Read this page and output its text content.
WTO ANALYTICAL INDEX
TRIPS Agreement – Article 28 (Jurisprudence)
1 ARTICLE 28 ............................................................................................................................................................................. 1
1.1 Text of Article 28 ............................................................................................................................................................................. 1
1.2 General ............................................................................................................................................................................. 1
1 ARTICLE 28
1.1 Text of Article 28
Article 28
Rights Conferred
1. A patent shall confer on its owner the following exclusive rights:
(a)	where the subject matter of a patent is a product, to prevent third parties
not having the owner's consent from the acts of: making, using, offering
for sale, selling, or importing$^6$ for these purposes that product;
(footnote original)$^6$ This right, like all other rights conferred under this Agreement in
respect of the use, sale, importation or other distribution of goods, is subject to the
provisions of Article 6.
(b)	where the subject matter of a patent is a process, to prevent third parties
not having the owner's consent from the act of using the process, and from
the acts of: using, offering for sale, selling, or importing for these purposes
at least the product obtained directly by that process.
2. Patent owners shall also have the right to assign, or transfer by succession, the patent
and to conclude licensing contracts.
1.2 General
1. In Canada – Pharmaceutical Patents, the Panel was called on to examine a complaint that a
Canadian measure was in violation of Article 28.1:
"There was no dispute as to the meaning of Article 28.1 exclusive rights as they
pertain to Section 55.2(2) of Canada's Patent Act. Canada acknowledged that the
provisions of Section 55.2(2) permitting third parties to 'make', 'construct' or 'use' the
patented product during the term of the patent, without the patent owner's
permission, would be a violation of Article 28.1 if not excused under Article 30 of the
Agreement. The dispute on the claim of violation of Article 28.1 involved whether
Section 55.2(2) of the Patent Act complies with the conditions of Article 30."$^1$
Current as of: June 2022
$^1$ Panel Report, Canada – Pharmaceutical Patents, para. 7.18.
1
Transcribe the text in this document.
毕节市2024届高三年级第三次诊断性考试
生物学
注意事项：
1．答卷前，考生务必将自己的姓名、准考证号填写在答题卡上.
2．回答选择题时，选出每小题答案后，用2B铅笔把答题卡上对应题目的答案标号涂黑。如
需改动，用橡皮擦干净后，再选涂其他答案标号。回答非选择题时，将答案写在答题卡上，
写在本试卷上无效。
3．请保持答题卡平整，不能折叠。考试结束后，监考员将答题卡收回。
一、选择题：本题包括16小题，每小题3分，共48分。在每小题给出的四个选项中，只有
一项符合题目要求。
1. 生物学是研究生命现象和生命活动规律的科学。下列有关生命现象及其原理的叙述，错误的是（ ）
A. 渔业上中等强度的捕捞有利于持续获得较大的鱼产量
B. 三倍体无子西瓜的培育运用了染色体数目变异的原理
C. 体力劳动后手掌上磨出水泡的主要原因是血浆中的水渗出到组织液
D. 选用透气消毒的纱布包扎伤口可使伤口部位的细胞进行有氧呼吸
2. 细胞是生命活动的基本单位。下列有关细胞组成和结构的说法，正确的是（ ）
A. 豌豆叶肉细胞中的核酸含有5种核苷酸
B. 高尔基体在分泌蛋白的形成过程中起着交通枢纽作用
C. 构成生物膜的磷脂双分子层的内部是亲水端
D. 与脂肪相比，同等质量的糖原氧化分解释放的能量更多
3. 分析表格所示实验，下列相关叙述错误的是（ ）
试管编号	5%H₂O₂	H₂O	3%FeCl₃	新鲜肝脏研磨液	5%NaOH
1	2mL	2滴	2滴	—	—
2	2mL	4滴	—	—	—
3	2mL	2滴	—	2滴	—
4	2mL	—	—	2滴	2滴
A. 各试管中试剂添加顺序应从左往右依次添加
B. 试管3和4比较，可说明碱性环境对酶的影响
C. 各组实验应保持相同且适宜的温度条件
####
To be done | Examine the records and pull out every line where the string "Agreement" occurs.

Output for this exercise |
TRIPS Agreement – Article 28 (Jurisprudence)
(footnote original)$^6$ This right, like all other rights conferred under this Agreement in
Agreement. The dispute on the claim of violation of Article 28.1 involved whether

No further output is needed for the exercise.